# start of Data to process

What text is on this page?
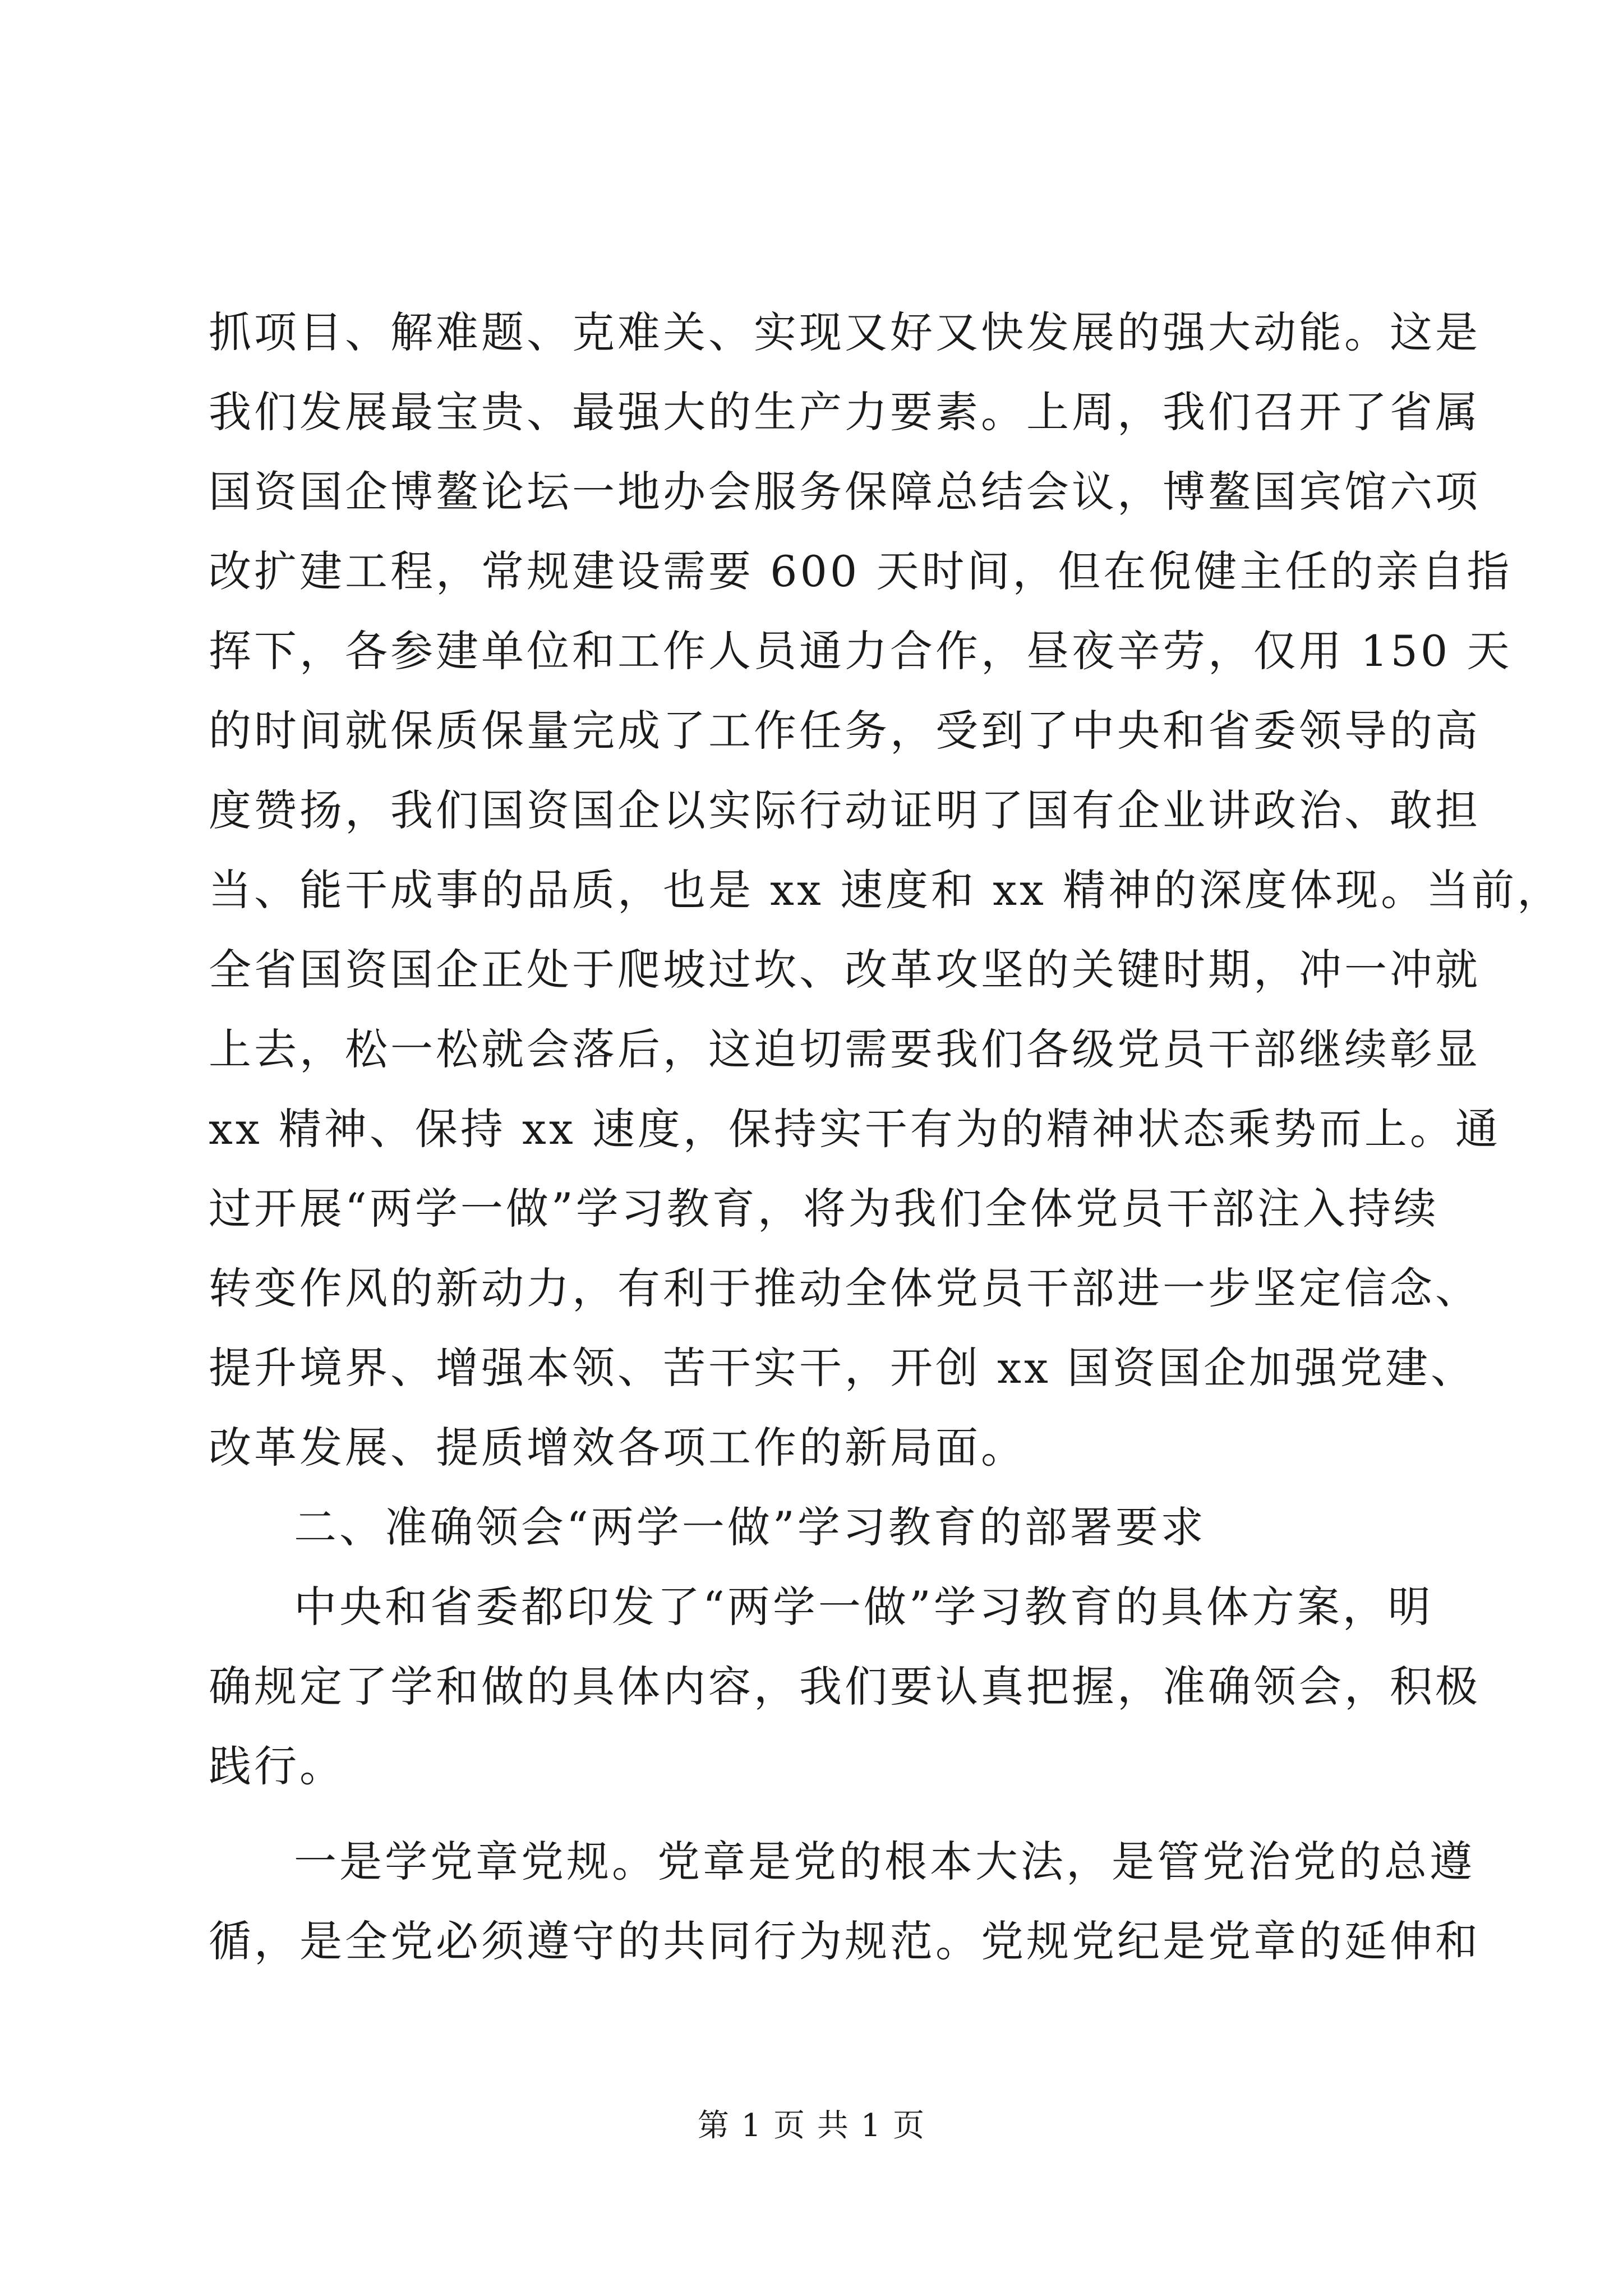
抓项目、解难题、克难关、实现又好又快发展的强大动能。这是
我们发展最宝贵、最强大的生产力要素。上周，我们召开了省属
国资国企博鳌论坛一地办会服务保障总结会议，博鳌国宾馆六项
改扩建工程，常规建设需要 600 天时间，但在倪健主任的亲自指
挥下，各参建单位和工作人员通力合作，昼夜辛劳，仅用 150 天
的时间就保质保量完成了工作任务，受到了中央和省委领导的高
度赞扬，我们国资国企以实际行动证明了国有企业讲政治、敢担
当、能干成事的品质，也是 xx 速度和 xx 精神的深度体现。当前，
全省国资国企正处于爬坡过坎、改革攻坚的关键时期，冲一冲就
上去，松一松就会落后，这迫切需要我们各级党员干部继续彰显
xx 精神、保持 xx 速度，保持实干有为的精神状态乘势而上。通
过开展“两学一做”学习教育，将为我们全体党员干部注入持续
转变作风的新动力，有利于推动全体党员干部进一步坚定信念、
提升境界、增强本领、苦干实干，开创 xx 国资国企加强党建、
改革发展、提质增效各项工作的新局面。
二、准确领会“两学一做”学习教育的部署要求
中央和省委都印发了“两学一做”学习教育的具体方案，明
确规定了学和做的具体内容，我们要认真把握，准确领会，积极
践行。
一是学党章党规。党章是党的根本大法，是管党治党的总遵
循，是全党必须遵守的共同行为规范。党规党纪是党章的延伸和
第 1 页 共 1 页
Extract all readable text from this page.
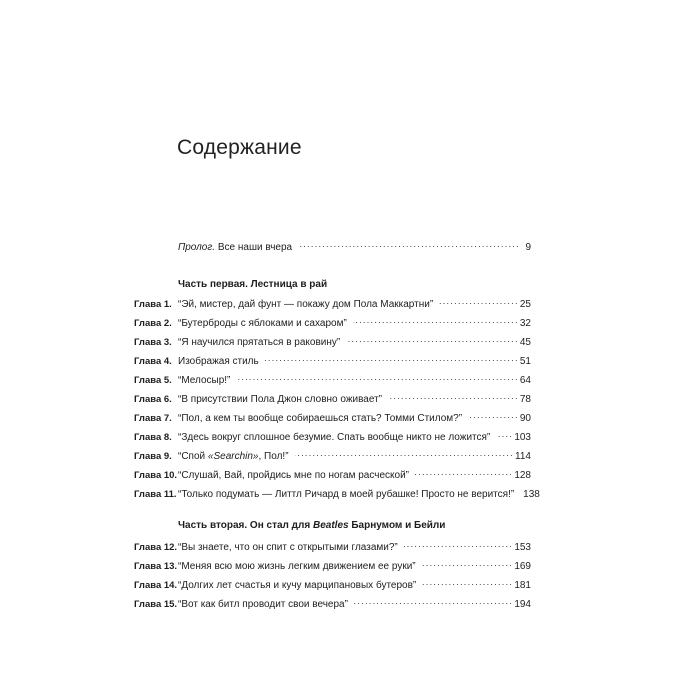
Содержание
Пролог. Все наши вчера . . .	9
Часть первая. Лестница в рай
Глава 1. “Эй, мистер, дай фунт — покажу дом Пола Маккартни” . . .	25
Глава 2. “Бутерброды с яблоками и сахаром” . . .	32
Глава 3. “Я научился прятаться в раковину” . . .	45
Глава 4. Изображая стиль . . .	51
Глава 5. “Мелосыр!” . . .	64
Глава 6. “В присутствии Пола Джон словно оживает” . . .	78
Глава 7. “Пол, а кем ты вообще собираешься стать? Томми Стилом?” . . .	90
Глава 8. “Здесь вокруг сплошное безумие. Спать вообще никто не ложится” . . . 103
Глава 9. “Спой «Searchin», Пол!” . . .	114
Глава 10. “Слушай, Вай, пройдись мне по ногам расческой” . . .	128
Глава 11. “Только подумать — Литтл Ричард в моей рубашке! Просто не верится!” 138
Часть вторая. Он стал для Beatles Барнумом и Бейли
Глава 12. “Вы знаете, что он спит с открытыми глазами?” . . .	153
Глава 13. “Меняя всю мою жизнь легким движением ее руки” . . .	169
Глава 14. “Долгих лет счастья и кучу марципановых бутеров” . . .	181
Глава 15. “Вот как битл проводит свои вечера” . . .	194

# end of Data to process

## Description of the task
Go through the data and gather every line that holds "准确领会".

## Answer for the task
二、准确领会“两学一做”学习教育的部署要求
确规定了学和做的具体内容，我们要认真把握，准确领会，积极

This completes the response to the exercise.